## Brief
Leave out every picture, and return exactly the lines from the line containing "What text is on this page?" through the end of the records below, both inclusive.

## Records supplied
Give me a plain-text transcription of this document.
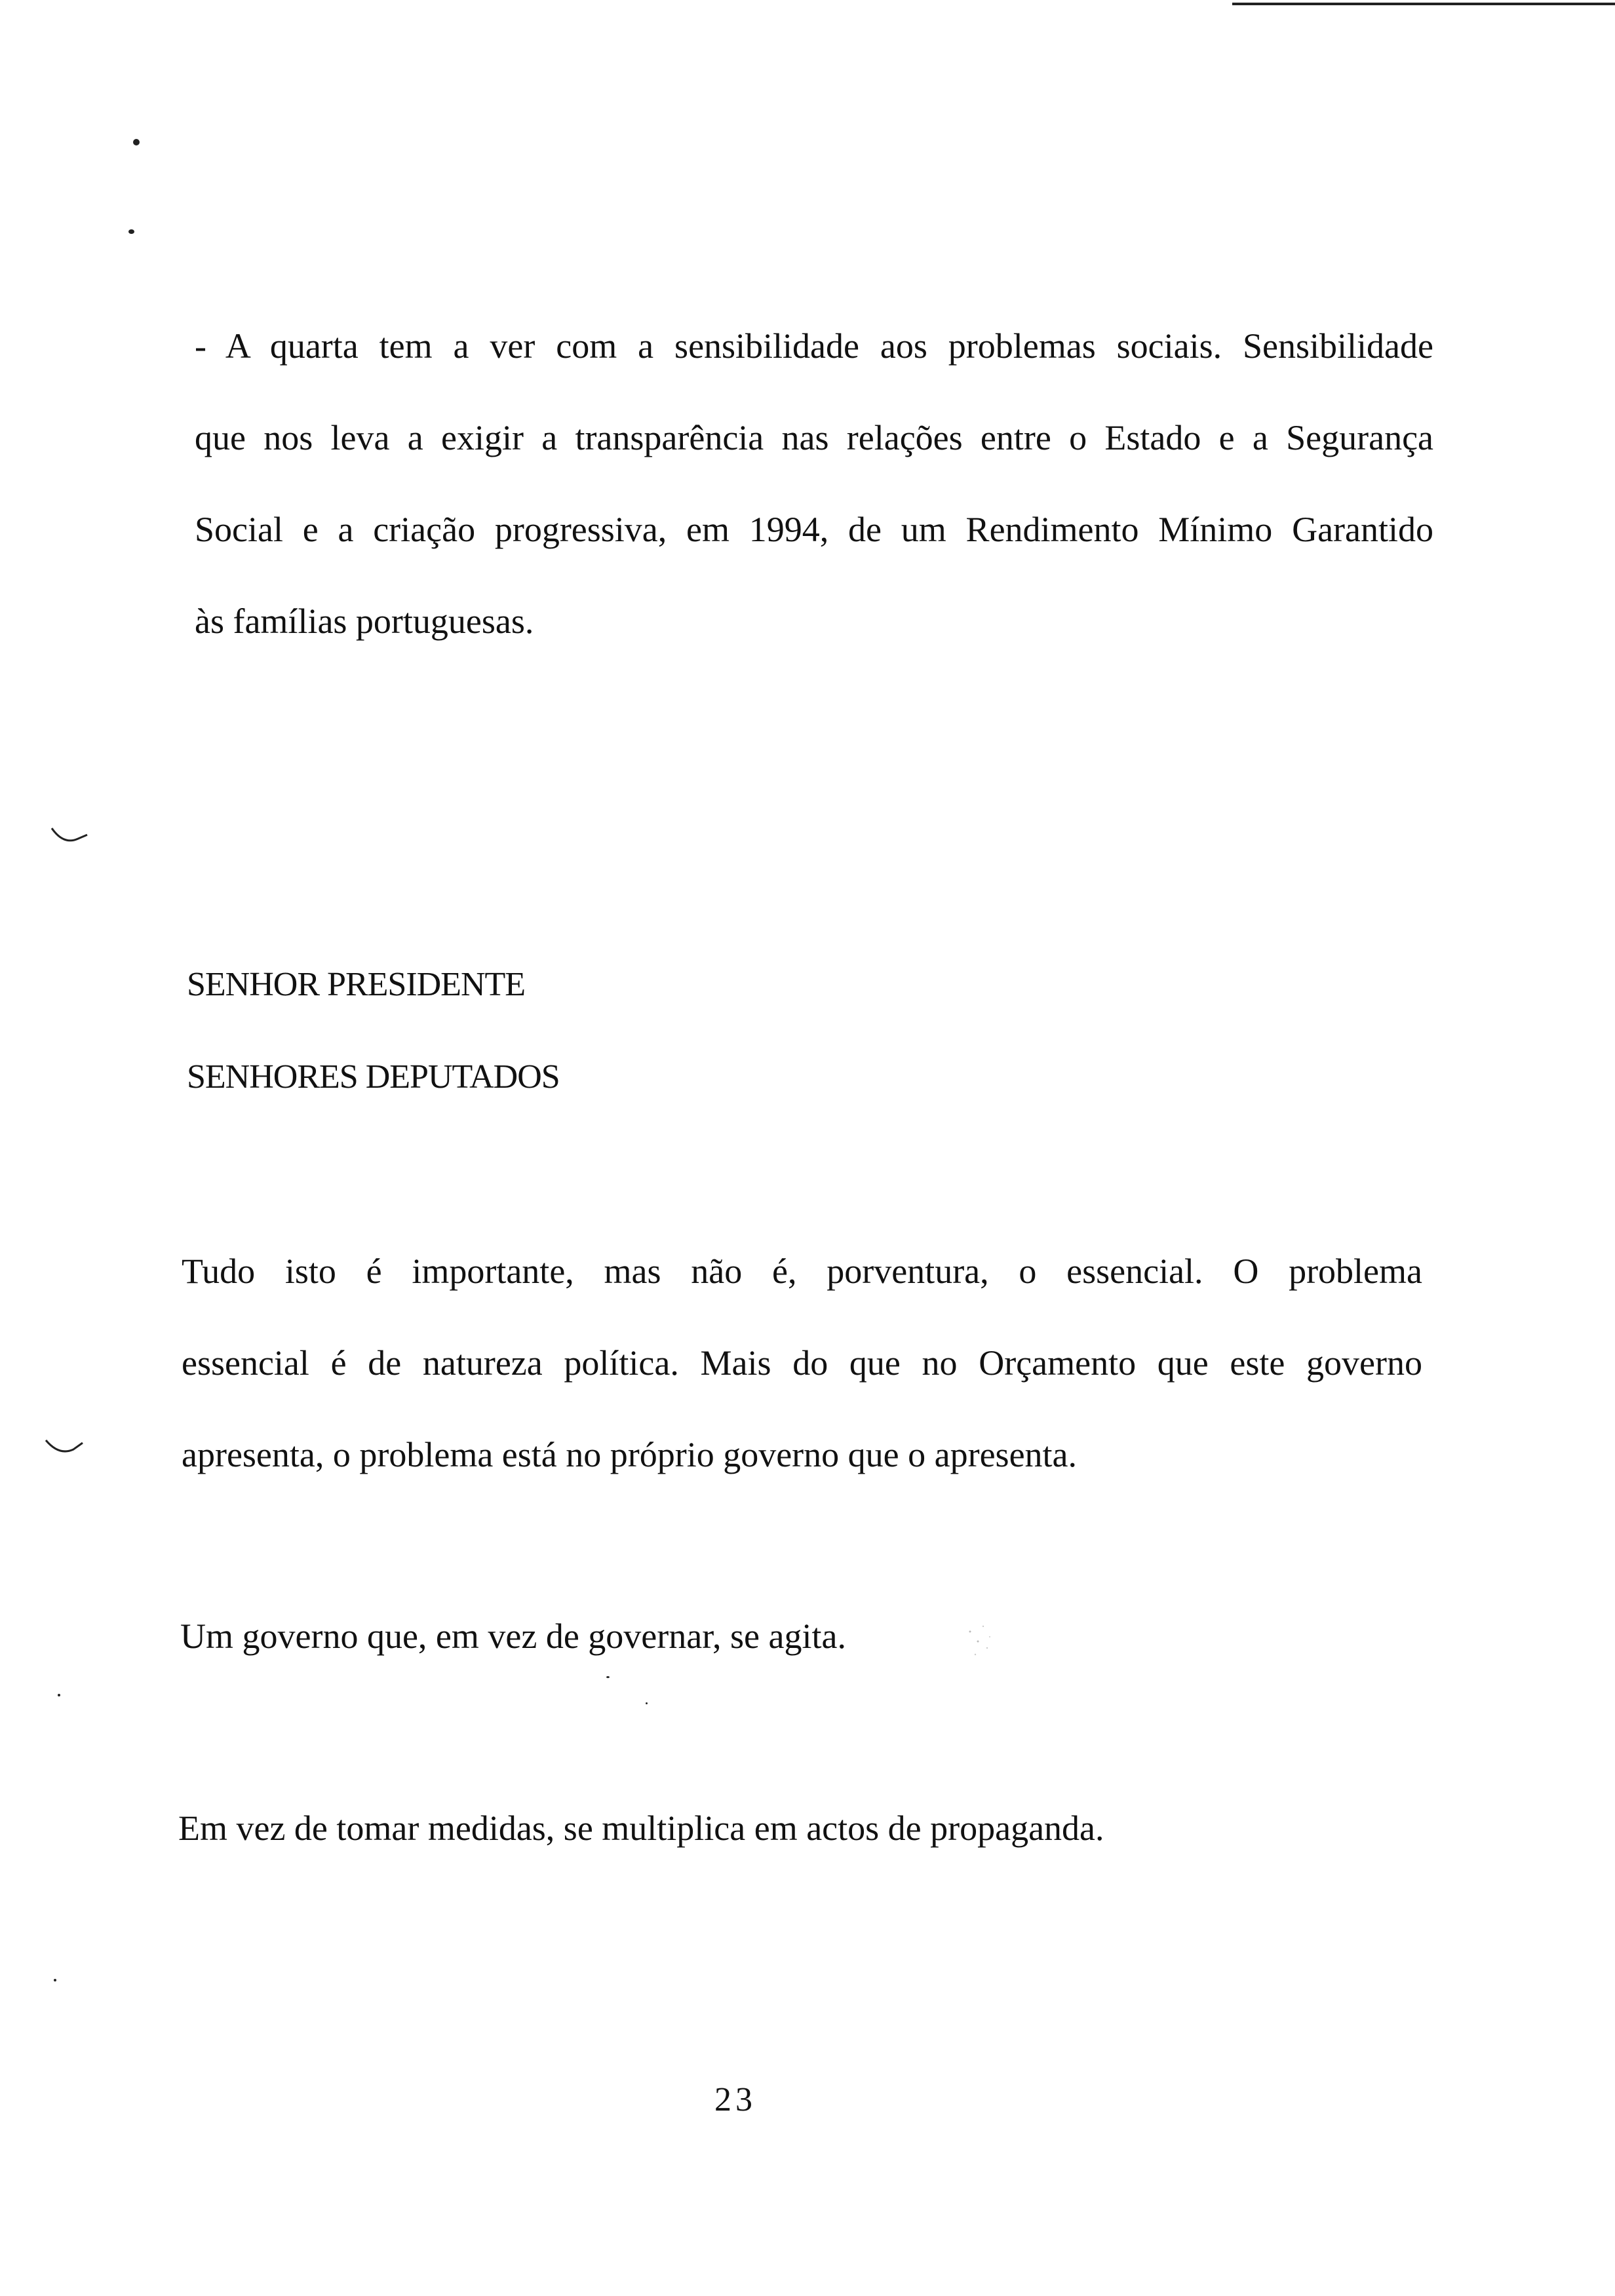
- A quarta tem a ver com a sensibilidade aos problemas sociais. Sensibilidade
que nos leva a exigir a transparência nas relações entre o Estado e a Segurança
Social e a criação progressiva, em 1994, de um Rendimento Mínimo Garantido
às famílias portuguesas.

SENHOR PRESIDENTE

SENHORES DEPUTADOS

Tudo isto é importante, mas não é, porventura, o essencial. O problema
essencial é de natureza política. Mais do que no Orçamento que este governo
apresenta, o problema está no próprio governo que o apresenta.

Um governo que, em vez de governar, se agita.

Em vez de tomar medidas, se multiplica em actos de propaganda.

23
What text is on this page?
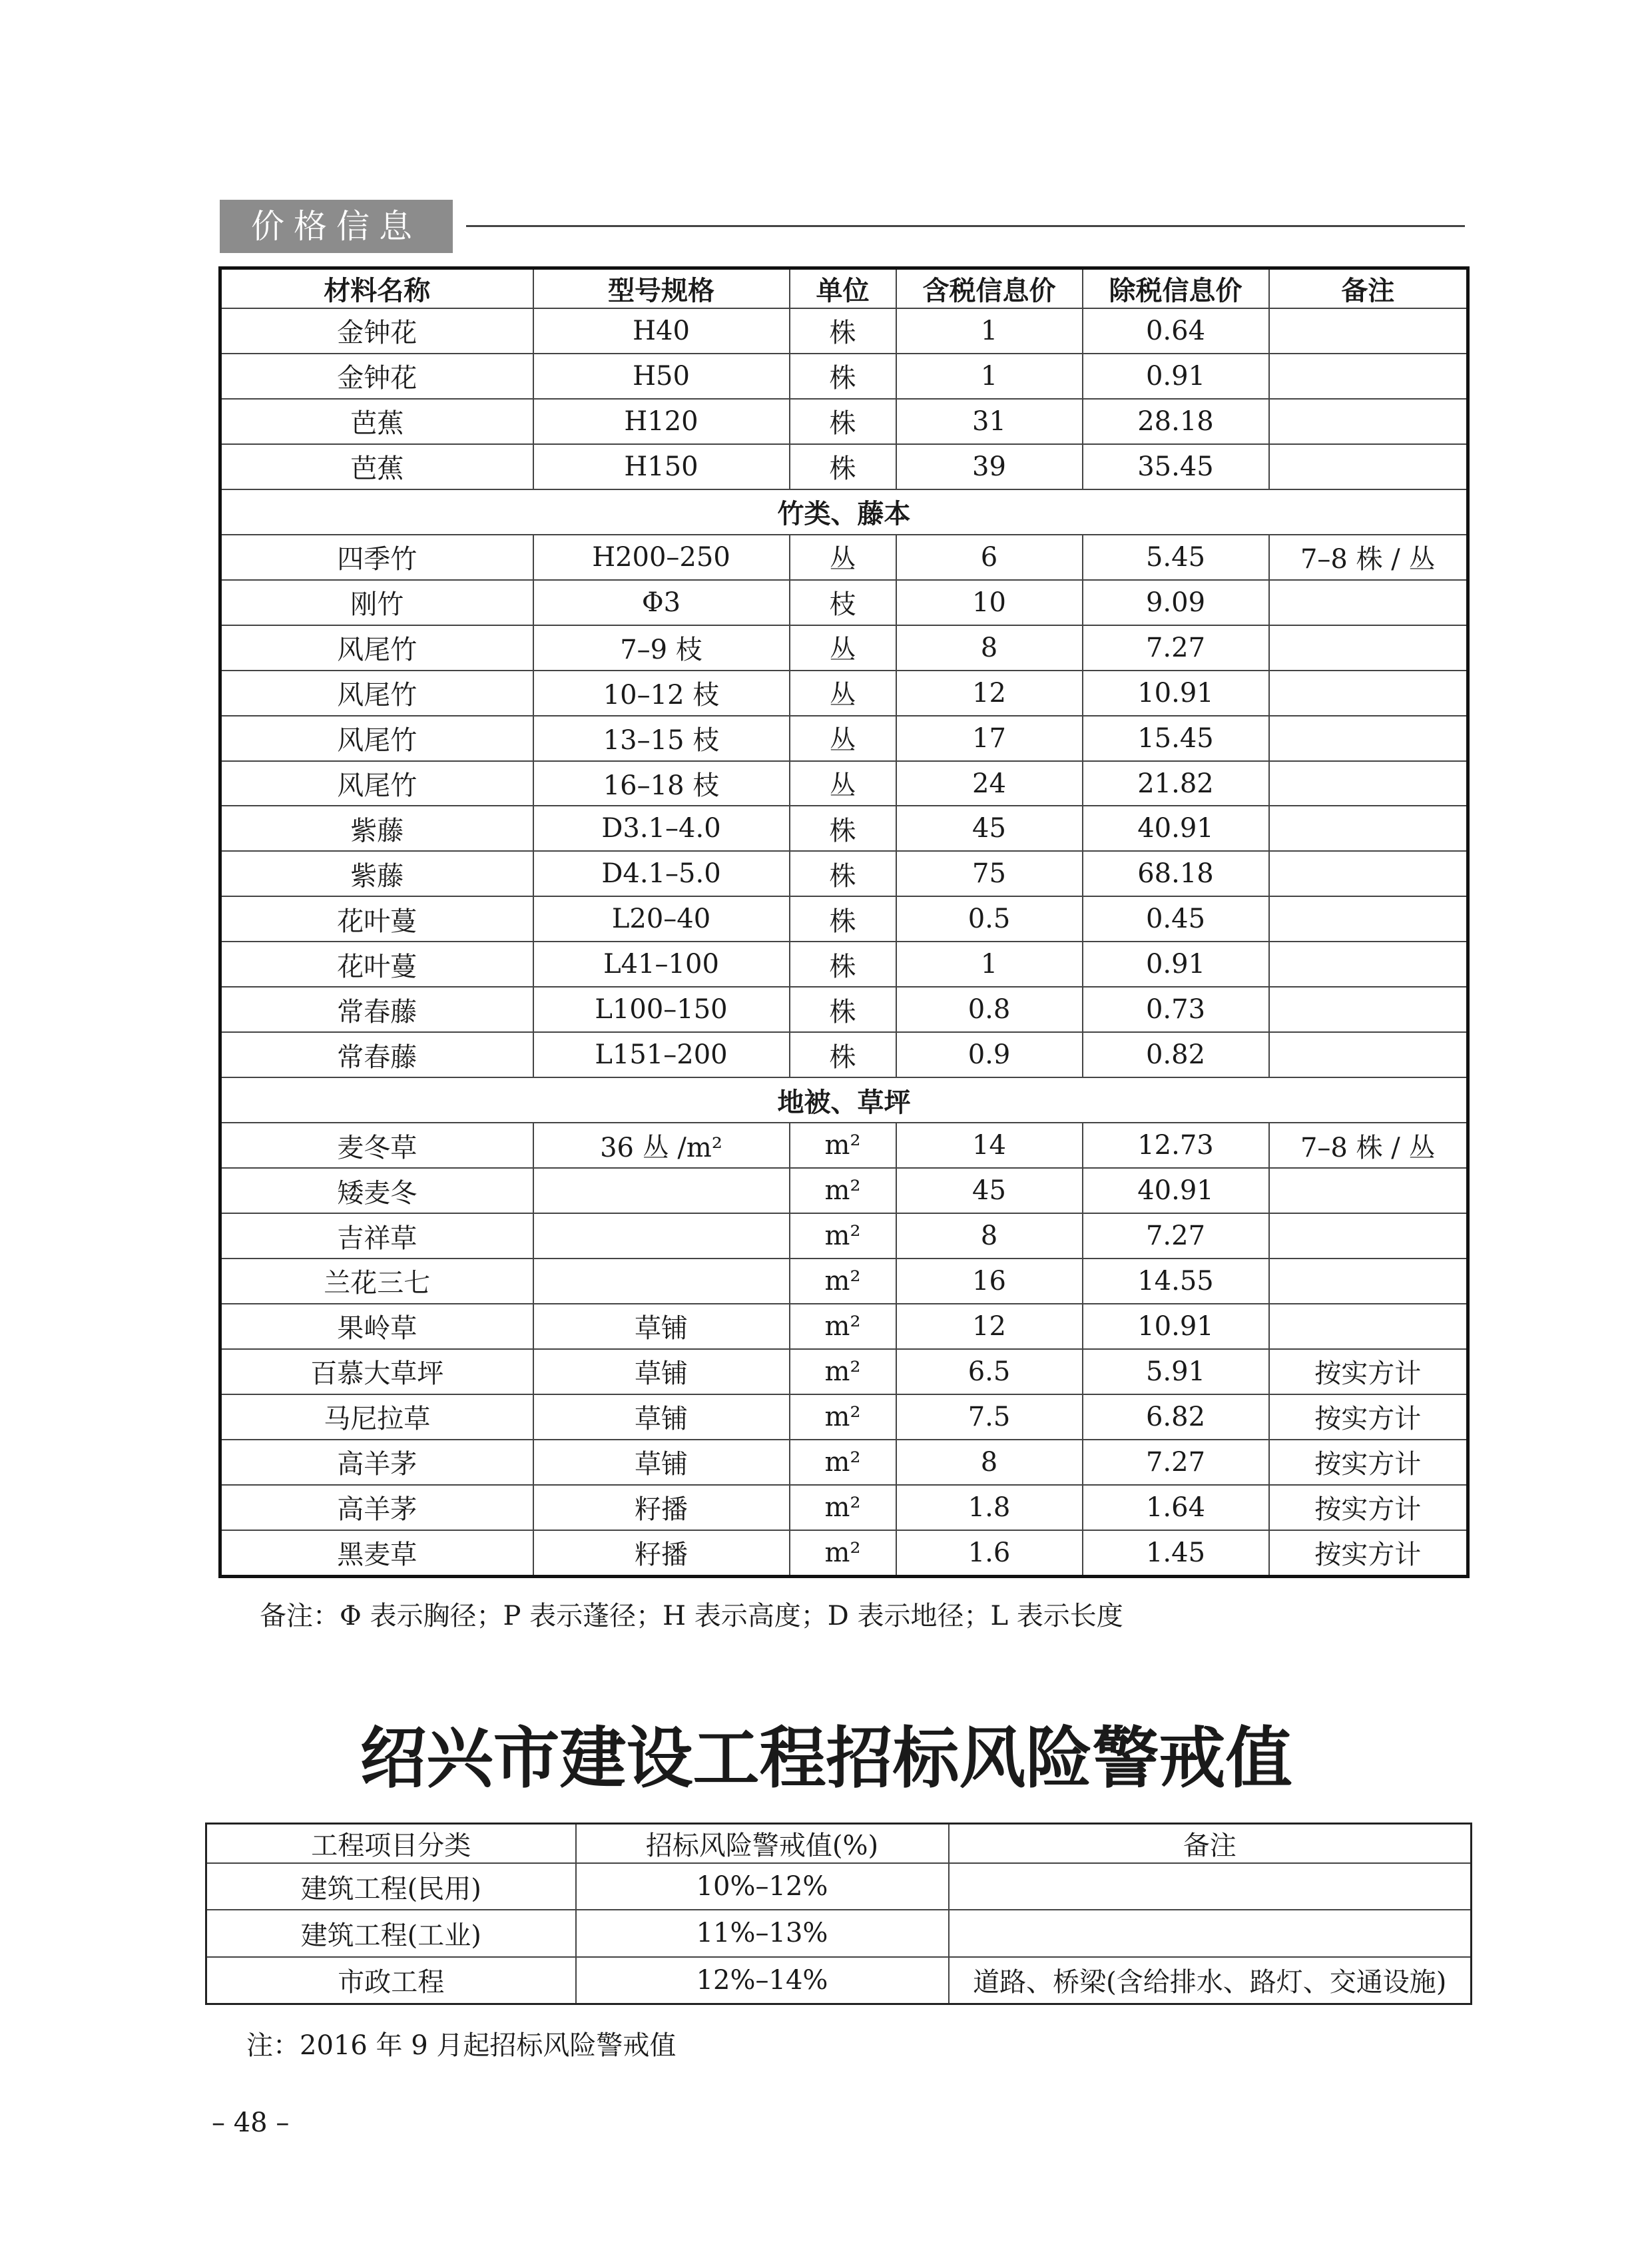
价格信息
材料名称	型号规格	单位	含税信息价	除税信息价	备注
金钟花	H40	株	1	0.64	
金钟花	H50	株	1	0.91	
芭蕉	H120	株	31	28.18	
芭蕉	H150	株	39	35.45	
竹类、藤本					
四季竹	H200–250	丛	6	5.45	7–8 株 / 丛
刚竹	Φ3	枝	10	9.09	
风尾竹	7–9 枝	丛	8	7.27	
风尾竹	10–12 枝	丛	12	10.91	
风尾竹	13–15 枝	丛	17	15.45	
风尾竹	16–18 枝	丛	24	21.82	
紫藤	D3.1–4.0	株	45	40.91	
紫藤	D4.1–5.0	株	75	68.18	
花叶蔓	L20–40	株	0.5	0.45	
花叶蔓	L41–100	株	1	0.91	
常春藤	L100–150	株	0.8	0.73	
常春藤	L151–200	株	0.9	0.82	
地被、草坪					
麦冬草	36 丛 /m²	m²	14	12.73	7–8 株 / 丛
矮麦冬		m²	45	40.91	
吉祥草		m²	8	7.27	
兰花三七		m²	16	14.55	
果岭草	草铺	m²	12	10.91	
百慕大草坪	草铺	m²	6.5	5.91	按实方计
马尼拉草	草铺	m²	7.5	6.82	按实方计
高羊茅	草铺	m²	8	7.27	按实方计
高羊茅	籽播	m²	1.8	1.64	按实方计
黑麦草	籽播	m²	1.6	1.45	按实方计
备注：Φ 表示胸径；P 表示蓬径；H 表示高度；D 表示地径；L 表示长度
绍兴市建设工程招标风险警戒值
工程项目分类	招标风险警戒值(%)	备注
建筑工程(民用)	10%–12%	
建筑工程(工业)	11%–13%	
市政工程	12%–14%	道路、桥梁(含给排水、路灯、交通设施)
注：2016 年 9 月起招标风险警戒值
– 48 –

## Task solution
What text is on this page?
价格信息
材料名称	型号规格	单位	含税信息价	除税信息价	备注
金钟花	H40	株	1	0.64	
金钟花	H50	株	1	0.91	
芭蕉	H120	株	31	28.18	
芭蕉	H150	株	39	35.45	
竹类、藤本					
四季竹	H200–250	丛	6	5.45	7–8 株 / 丛
刚竹	Φ3	枝	10	9.09	
风尾竹	7–9 枝	丛	8	7.27	
风尾竹	10–12 枝	丛	12	10.91	
风尾竹	13–15 枝	丛	17	15.45	
风尾竹	16–18 枝	丛	24	21.82	
紫藤	D3.1–4.0	株	45	40.91	
紫藤	D4.1–5.0	株	75	68.18	
花叶蔓	L20–40	株	0.5	0.45	
花叶蔓	L41–100	株	1	0.91	
常春藤	L100–150	株	0.8	0.73	
常春藤	L151–200	株	0.9	0.82	
地被、草坪					
麦冬草	36 丛 /m²	m²	14	12.73	7–8 株 / 丛
矮麦冬		m²	45	40.91	
吉祥草		m²	8	7.27	
兰花三七		m²	16	14.55	
果岭草	草铺	m²	12	10.91	
百慕大草坪	草铺	m²	6.5	5.91	按实方计
马尼拉草	草铺	m²	7.5	6.82	按实方计
高羊茅	草铺	m²	8	7.27	按实方计
高羊茅	籽播	m²	1.8	1.64	按实方计
黑麦草	籽播	m²	1.6	1.45	按实方计
备注：Φ 表示胸径；P 表示蓬径；H 表示高度；D 表示地径；L 表示长度
绍兴市建设工程招标风险警戒值
工程项目分类	招标风险警戒值(%)	备注
建筑工程(民用)	10%–12%	
建筑工程(工业)	11%–13%	
市政工程	12%–14%	道路、桥梁(含给排水、路灯、交通设施)
注：2016 年 9 月起招标风险警戒值
– 48 –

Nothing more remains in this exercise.